— Exercise prompt —
Return all lines that include the string "Revenue".

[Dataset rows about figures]

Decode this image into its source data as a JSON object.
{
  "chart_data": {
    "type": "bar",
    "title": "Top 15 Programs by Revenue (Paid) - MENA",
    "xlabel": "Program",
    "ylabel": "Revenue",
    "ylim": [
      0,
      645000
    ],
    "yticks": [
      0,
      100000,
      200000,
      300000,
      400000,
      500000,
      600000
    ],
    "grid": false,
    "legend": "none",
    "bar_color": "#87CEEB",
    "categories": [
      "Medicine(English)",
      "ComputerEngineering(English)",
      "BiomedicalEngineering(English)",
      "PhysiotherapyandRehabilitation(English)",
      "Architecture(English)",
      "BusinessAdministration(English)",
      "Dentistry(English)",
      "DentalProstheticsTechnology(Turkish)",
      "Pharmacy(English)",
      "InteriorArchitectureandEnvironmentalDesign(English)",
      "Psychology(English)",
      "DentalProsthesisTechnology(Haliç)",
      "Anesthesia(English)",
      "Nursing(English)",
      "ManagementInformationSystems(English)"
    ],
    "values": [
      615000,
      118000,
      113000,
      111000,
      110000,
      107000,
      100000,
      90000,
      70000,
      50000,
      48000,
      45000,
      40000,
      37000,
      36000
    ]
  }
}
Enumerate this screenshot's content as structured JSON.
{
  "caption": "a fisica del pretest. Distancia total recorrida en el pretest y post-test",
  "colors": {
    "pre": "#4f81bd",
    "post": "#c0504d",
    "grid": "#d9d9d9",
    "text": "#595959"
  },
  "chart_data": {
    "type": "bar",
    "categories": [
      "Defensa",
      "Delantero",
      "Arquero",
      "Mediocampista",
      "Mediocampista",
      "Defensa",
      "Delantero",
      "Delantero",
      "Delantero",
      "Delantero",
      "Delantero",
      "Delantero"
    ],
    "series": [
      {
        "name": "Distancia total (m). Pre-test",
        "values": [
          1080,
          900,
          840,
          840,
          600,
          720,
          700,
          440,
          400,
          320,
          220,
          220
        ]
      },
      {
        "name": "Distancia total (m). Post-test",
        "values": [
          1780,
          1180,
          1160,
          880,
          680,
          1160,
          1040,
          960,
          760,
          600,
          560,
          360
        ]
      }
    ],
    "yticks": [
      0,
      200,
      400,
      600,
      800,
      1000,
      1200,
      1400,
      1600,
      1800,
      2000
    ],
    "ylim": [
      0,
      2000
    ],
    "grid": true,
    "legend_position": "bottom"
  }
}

— Final result —
    "title": "Top 15 Programs by Revenue (Paid) - MENA",
    "ylabel": "Revenue",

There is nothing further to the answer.